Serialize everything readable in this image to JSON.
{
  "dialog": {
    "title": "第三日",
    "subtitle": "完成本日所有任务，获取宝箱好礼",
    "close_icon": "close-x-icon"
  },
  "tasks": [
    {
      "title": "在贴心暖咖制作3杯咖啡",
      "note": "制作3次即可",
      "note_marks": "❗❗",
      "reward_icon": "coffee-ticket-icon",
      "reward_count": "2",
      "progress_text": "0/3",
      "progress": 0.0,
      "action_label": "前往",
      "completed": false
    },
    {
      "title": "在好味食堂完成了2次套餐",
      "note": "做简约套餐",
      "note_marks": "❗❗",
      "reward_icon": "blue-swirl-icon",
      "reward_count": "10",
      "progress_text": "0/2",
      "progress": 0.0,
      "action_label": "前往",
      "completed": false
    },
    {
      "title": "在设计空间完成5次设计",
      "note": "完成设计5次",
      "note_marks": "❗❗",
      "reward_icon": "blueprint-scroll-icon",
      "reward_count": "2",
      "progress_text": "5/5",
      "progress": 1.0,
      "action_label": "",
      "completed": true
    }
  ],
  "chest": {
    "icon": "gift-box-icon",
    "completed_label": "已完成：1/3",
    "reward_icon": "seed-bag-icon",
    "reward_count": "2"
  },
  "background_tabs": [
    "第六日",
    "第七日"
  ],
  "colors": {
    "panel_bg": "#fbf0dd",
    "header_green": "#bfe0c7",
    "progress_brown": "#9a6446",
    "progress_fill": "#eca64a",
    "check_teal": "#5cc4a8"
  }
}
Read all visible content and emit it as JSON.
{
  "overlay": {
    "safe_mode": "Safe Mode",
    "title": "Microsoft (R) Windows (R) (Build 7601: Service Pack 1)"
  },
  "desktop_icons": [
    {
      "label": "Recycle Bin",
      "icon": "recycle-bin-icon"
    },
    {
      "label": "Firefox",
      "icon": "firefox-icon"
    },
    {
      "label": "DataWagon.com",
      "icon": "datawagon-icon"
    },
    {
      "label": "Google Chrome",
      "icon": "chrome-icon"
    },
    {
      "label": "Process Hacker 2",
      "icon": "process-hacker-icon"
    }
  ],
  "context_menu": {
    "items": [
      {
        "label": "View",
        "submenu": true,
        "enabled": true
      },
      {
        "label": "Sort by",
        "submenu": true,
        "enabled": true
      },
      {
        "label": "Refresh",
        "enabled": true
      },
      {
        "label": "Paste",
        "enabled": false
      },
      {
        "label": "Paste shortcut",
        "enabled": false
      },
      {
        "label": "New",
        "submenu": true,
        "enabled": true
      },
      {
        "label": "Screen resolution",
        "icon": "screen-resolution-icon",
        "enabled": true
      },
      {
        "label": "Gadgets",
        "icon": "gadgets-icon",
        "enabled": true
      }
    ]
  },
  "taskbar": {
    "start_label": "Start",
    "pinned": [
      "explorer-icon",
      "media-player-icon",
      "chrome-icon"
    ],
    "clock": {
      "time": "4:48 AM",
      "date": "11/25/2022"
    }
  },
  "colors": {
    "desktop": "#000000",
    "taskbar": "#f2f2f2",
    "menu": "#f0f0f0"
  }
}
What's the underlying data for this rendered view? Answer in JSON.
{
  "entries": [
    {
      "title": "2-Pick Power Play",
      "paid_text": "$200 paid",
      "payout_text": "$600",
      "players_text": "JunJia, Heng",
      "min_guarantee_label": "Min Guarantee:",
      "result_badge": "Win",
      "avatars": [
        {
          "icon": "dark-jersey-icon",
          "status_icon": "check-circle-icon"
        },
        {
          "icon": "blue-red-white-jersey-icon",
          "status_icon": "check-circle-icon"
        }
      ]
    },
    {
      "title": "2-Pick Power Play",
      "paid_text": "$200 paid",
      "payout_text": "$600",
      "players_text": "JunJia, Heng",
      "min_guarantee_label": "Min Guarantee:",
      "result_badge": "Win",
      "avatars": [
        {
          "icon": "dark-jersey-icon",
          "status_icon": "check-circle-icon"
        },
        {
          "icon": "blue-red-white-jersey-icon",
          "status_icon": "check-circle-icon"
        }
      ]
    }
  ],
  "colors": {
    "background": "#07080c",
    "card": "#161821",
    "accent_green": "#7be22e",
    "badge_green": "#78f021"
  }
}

-- What this task involves --
The listing above should be transcribed in full, exactly as written.

-- Full answer --
Serialize everything readable in this image to JSON.
{
  "dialog": {
    "title": "第三日",
    "subtitle": "完成本日所有任务，获取宝箱好礼",
    "close_icon": "close-x-icon"
  },
  "tasks": [
    {
      "title": "在贴心暖咖制作3杯咖啡",
      "note": "制作3次即可",
      "note_marks": "❗❗",
      "reward_icon": "coffee-ticket-icon",
      "reward_count": "2",
      "progress_text": "0/3",
      "progress": 0.0,
      "action_label": "前往",
      "completed": false
    },
    {
      "title": "在好味食堂完成了2次套餐",
      "note": "做简约套餐",
      "note_marks": "❗❗",
      "reward_icon": "blue-swirl-icon",
      "reward_count": "10",
      "progress_text": "0/2",
      "progress": 0.0,
      "action_label": "前往",
      "completed": false
    },
    {
      "title": "在设计空间完成5次设计",
      "note": "完成设计5次",
      "note_marks": "❗❗",
      "reward_icon": "blueprint-scroll-icon",
      "reward_count": "2",
      "progress_text": "5/5",
      "progress": 1.0,
      "action_label": "",
      "completed": true
    }
  ],
  "chest": {
    "icon": "gift-box-icon",
    "completed_label": "已完成：1/3",
    "reward_icon": "seed-bag-icon",
    "reward_count": "2"
  },
  "background_tabs": [
    "第六日",
    "第七日"
  ],
  "colors": {
    "panel_bg": "#fbf0dd",
    "header_green": "#bfe0c7",
    "progress_brown": "#9a6446",
    "progress_fill": "#eca64a",
    "check_teal": "#5cc4a8"
  }
}
Read all visible content and emit it as JSON.
{
  "overlay": {
    "safe_mode": "Safe Mode",
    "title": "Microsoft (R) Windows (R) (Build 7601: Service Pack 1)"
  },
  "desktop_icons": [
    {
      "label": "Recycle Bin",
      "icon": "recycle-bin-icon"
    },
    {
      "label": "Firefox",
      "icon": "firefox-icon"
    },
    {
      "label": "DataWagon.com",
      "icon": "datawagon-icon"
    },
    {
      "label": "Google Chrome",
      "icon": "chrome-icon"
    },
    {
      "label": "Process Hacker 2",
      "icon": "process-hacker-icon"
    }
  ],
  "context_menu": {
    "items": [
      {
        "label": "View",
        "submenu": true,
        "enabled": true
      },
      {
        "label": "Sort by",
        "submenu": true,
        "enabled": true
      },
      {
        "label": "Refresh",
        "enabled": true
      },
      {
        "label": "Paste",
        "enabled": false
      },
      {
        "label": "Paste shortcut",
        "enabled": false
      },
      {
        "label": "New",
        "submenu": true,
        "enabled": true
      },
      {
        "label": "Screen resolution",
        "icon": "screen-resolution-icon",
        "enabled": true
      },
      {
        "label": "Gadgets",
        "icon": "gadgets-icon",
        "enabled": true
      }
    ]
  },
  "taskbar": {
    "start_label": "Start",
    "pinned": [
      "explorer-icon",
      "media-player-icon",
      "chrome-icon"
    ],
    "clock": {
      "time": "4:48 AM",
      "date": "11/25/2022"
    }
  },
  "colors": {
    "desktop": "#000000",
    "taskbar": "#f2f2f2",
    "menu": "#f0f0f0"
  }
}
What's the underlying data for this rendered view? Answer in JSON.
{
  "entries": [
    {
      "title": "2-Pick Power Play",
      "paid_text": "$200 paid",
      "payout_text": "$600",
      "players_text": "JunJia, Heng",
      "min_guarantee_label": "Min Guarantee:",
      "result_badge": "Win",
      "avatars": [
        {
          "icon": "dark-jersey-icon",
          "status_icon": "check-circle-icon"
        },
        {
          "icon": "blue-red-white-jersey-icon",
          "status_icon": "check-circle-icon"
        }
      ]
    },
    {
      "title": "2-Pick Power Play",
      "paid_text": "$200 paid",
      "payout_text": "$600",
      "players_text": "JunJia, Heng",
      "min_guarantee_label": "Min Guarantee:",
      "result_badge": "Win",
      "avatars": [
        {
          "icon": "dark-jersey-icon",
          "status_icon": "check-circle-icon"
        },
        {
          "icon": "blue-red-white-jersey-icon",
          "status_icon": "check-circle-icon"
        }
      ]
    }
  ],
  "colors": {
    "background": "#07080c",
    "card": "#161821",
    "accent_green": "#7be22e",
    "badge_green": "#78f021"
  }
}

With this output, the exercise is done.